## The data:

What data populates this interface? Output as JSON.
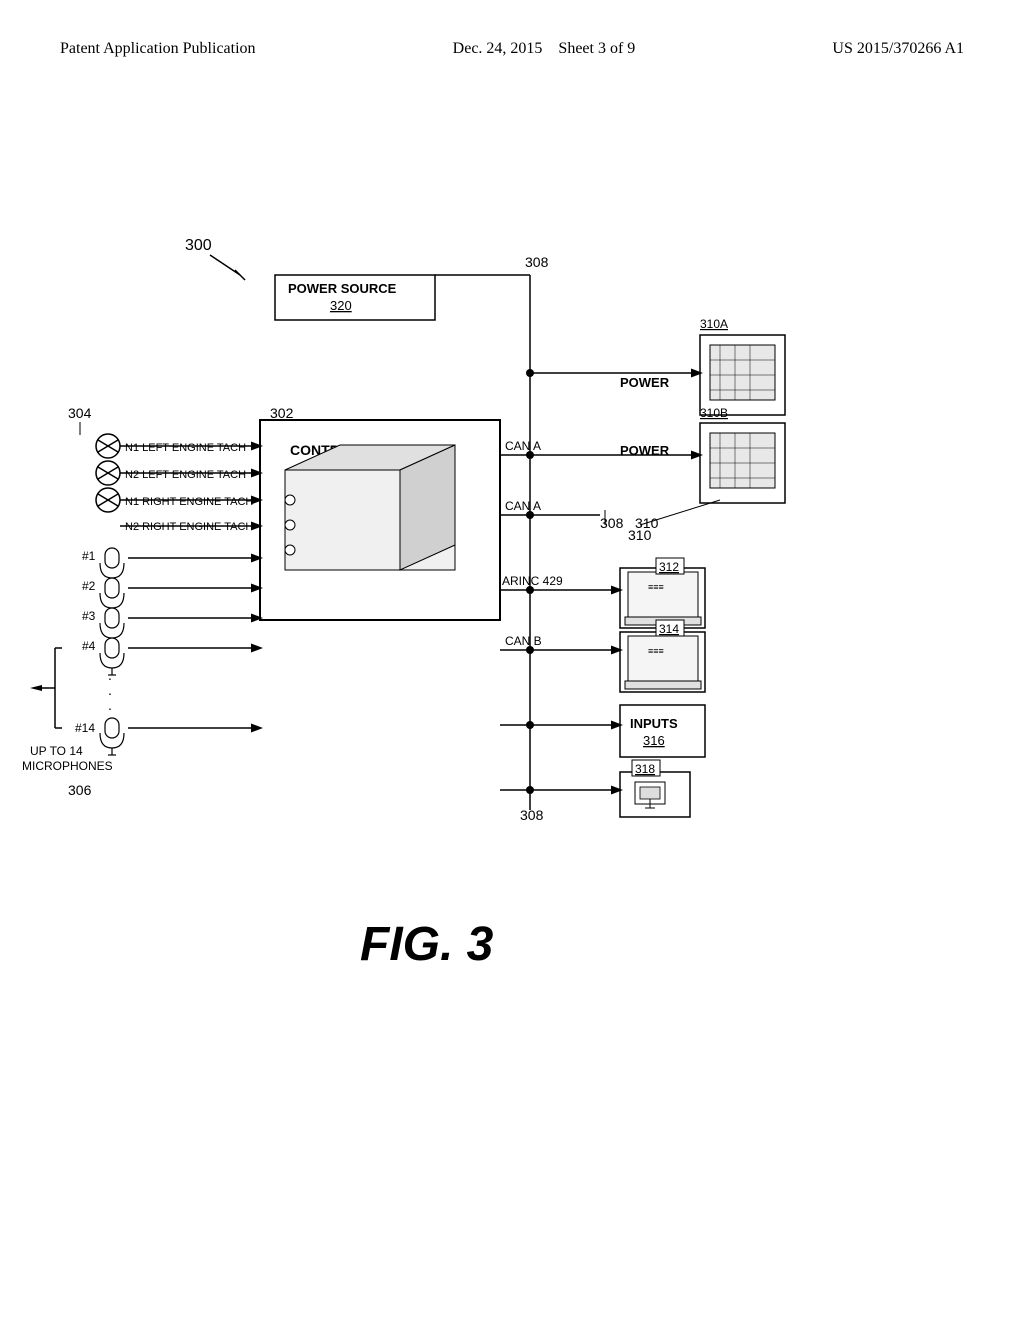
{
  "header": {
    "left": "Patent Application Publication",
    "center_date": "Dec. 24, 2015",
    "center_sheet": "Sheet 3 of 9",
    "right": "US 2015/370266 A1"
  },
  "figure": {
    "label": "FIG. 3",
    "number": "300",
    "ref_300": "300",
    "ref_302": "302",
    "ref_304": "304",
    "ref_306": "306",
    "ref_308": "308",
    "ref_310": "310",
    "ref_310A": "310A",
    "ref_310B": "310B",
    "ref_312": "312",
    "ref_314": "314",
    "ref_316": "316",
    "ref_318": "318",
    "ref_320": "320",
    "power_source_label": "POWER SOURCE",
    "power_source_ref": "320",
    "controller_label": "CONTROLLER",
    "power_label_a": "POWER",
    "power_label_b": "POWER",
    "can_a_label1": "CAN A",
    "can_a_label2": "CAN A",
    "arinc_label": "ARINC 429",
    "can_b_label": "CAN B",
    "inputs_label": "INPUTS",
    "inputs_ref": "316",
    "n1_left": "N1 LEFT ENGINE TACH",
    "n2_left": "N2 LEFT ENGINE TACH",
    "n1_right": "N1 RIGHT ENGINE TACH",
    "n2_right": "N2 RIGHT ENGINE TACH",
    "mic1": "#1",
    "mic2": "#2",
    "mic3": "#3",
    "mic4": "#4",
    "mic14": "#14",
    "up_to_14": "UP TO 14",
    "microphones": "MICROPHONES"
  }
}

## Work to be completed:
From start to finish, output the listing exactly, but omit its pictures.

## Solution for this exercise:
What data populates this interface? Output as JSON.
{
  "header": {
    "left": "Patent Application Publication",
    "center_date": "Dec. 24, 2015",
    "center_sheet": "Sheet 3 of 9",
    "right": "US 2015/370266 A1"
  },
  "figure": {
    "label": "FIG. 3",
    "number": "300",
    "ref_300": "300",
    "ref_302": "302",
    "ref_304": "304",
    "ref_306": "306",
    "ref_308": "308",
    "ref_310": "310",
    "ref_310A": "310A",
    "ref_310B": "310B",
    "ref_312": "312",
    "ref_314": "314",
    "ref_316": "316",
    "ref_318": "318",
    "ref_320": "320",
    "power_source_label": "POWER SOURCE",
    "power_source_ref": "320",
    "controller_label": "CONTROLLER",
    "power_label_a": "POWER",
    "power_label_b": "POWER",
    "can_a_label1": "CAN A",
    "can_a_label2": "CAN A",
    "arinc_label": "ARINC 429",
    "can_b_label": "CAN B",
    "inputs_label": "INPUTS",
    "inputs_ref": "316",
    "n1_left": "N1 LEFT ENGINE TACH",
    "n2_left": "N2 LEFT ENGINE TACH",
    "n1_right": "N1 RIGHT ENGINE TACH",
    "n2_right": "N2 RIGHT ENGINE TACH",
    "mic1": "#1",
    "mic2": "#2",
    "mic3": "#3",
    "mic4": "#4",
    "mic14": "#14",
    "up_to_14": "UP TO 14",
    "microphones": "MICROPHONES"
  }
}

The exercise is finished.